--- Start Data rows ---
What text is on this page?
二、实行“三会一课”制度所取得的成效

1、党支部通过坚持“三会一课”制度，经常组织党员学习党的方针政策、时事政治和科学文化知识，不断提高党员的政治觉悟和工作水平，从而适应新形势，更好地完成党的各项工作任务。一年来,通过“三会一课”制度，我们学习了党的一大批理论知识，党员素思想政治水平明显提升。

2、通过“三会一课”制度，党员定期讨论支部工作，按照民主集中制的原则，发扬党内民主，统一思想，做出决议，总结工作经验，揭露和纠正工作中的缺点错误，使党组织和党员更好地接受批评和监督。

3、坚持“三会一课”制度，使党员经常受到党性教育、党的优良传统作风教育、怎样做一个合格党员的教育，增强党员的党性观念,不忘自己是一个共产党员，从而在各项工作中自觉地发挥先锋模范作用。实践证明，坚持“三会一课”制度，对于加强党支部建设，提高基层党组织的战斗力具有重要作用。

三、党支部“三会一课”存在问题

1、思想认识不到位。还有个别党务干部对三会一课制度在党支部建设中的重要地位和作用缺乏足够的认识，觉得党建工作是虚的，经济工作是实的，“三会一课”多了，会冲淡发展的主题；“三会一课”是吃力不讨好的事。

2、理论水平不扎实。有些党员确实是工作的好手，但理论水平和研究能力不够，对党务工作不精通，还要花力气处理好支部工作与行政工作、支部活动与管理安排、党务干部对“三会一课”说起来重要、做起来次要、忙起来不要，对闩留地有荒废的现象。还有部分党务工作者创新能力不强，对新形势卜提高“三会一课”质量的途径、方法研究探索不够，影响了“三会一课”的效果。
--- End Data rows ---
**Task objective**
Copy all the lines, exactly.

**Final answer**
What text is on this page?
二、实行“三会一课”制度所取得的成效

1、党支部通过坚持“三会一课”制度，经常组织党员学习党的方针政策、时事政治和科学文化知识，不断提高党员的政治觉悟和工作水平，从而适应新形势，更好地完成党的各项工作任务。一年来,通过“三会一课”制度，我们学习了党的一大批理论知识，党员素思想政治水平明显提升。

2、通过“三会一课”制度，党员定期讨论支部工作，按照民主集中制的原则，发扬党内民主，统一思想，做出决议，总结工作经验，揭露和纠正工作中的缺点错误，使党组织和党员更好地接受批评和监督。

3、坚持“三会一课”制度，使党员经常受到党性教育、党的优良传统作风教育、怎样做一个合格党员的教育，增强党员的党性观念,不忘自己是一个共产党员，从而在各项工作中自觉地发挥先锋模范作用。实践证明，坚持“三会一课”制度，对于加强党支部建设，提高基层党组织的战斗力具有重要作用。

三、党支部“三会一课”存在问题

1、思想认识不到位。还有个别党务干部对三会一课制度在党支部建设中的重要地位和作用缺乏足够的认识，觉得党建工作是虚的，经济工作是实的，“三会一课”多了，会冲淡发展的主题；“三会一课”是吃力不讨好的事。

2、理论水平不扎实。有些党员确实是工作的好手，但理论水平和研究能力不够，对党务工作不精通，还要花力气处理好支部工作与行政工作、支部活动与管理安排、党务干部对“三会一课”说起来重要、做起来次要、忙起来不要，对闩留地有荒废的现象。还有部分党务工作者创新能力不强，对新形势卜提高“三会一课”质量的途径、方法研究探索不够，影响了“三会一课”的效果。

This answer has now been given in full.